Exercise →
Will you quote all of the entries, word for word?

Stored data →
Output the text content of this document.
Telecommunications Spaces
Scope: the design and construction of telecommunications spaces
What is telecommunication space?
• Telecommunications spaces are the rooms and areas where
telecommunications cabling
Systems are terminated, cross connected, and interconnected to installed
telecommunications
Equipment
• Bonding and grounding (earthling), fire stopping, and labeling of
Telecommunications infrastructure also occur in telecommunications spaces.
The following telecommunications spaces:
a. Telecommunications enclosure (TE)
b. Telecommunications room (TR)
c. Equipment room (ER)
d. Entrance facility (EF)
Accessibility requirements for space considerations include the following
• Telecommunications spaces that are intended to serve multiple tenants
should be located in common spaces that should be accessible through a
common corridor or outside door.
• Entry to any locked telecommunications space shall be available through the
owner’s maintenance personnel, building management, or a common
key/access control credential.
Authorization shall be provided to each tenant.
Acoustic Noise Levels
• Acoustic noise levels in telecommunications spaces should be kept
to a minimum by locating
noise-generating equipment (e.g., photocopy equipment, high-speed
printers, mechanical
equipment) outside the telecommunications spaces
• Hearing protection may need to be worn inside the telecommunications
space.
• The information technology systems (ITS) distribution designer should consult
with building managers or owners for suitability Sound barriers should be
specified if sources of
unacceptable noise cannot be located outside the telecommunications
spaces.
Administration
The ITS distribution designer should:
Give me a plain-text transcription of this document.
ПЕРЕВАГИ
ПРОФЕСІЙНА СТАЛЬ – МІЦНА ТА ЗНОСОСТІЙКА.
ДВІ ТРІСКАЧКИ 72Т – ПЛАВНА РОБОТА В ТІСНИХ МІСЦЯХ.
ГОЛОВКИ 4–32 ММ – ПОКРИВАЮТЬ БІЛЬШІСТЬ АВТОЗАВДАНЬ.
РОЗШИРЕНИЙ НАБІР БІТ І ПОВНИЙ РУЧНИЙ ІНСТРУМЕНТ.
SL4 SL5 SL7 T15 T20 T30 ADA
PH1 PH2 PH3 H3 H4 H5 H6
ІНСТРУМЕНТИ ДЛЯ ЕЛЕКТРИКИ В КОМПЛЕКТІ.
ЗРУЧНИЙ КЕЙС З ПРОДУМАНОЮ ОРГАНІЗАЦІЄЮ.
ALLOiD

Problem solution →
Output the text content of this document.
Telecommunications Spaces
Scope: the design and construction of telecommunications spaces
What is telecommunication space?
• Telecommunications spaces are the rooms and areas where
telecommunications cabling
Systems are terminated, cross connected, and interconnected to installed
telecommunications
Equipment
• Bonding and grounding (earthling), fire stopping, and labeling of
Telecommunications infrastructure also occur in telecommunications spaces.
The following telecommunications spaces:
a. Telecommunications enclosure (TE)
b. Telecommunications room (TR)
c. Equipment room (ER)
d. Entrance facility (EF)
Accessibility requirements for space considerations include the following
• Telecommunications spaces that are intended to serve multiple tenants
should be located in common spaces that should be accessible through a
common corridor or outside door.
• Entry to any locked telecommunications space shall be available through the
owner’s maintenance personnel, building management, or a common
key/access control credential.
Authorization shall be provided to each tenant.
Acoustic Noise Levels
• Acoustic noise levels in telecommunications spaces should be kept
to a minimum by locating
noise-generating equipment (e.g., photocopy equipment, high-speed
printers, mechanical
equipment) outside the telecommunications spaces
• Hearing protection may need to be worn inside the telecommunications
space.
• The information technology systems (ITS) distribution designer should consult
with building managers or owners for suitability Sound barriers should be
specified if sources of
unacceptable noise cannot be located outside the telecommunications
spaces.
Administration
The ITS distribution designer should:
Give me a plain-text transcription of this document.
ПЕРЕВАГИ
ПРОФЕСІЙНА СТАЛЬ – МІЦНА ТА ЗНОСОСТІЙКА.
ДВІ ТРІСКАЧКИ 72Т – ПЛАВНА РОБОТА В ТІСНИХ МІСЦЯХ.
ГОЛОВКИ 4–32 ММ – ПОКРИВАЮТЬ БІЛЬШІСТЬ АВТОЗАВДАНЬ.
РОЗШИРЕНИЙ НАБІР БІТ І ПОВНИЙ РУЧНИЙ ІНСТРУМЕНТ.
SL4 SL5 SL7 T15 T20 T30 ADA
PH1 PH2 PH3 H3 H4 H5 H6
ІНСТРУМЕНТИ ДЛЯ ЕЛЕКТРИКИ В КОМПЛЕКТІ.
ЗРУЧНИЙ КЕЙС З ПРОДУМАНОЮ ОРГАНІЗАЦІЄЮ.
ALLOiD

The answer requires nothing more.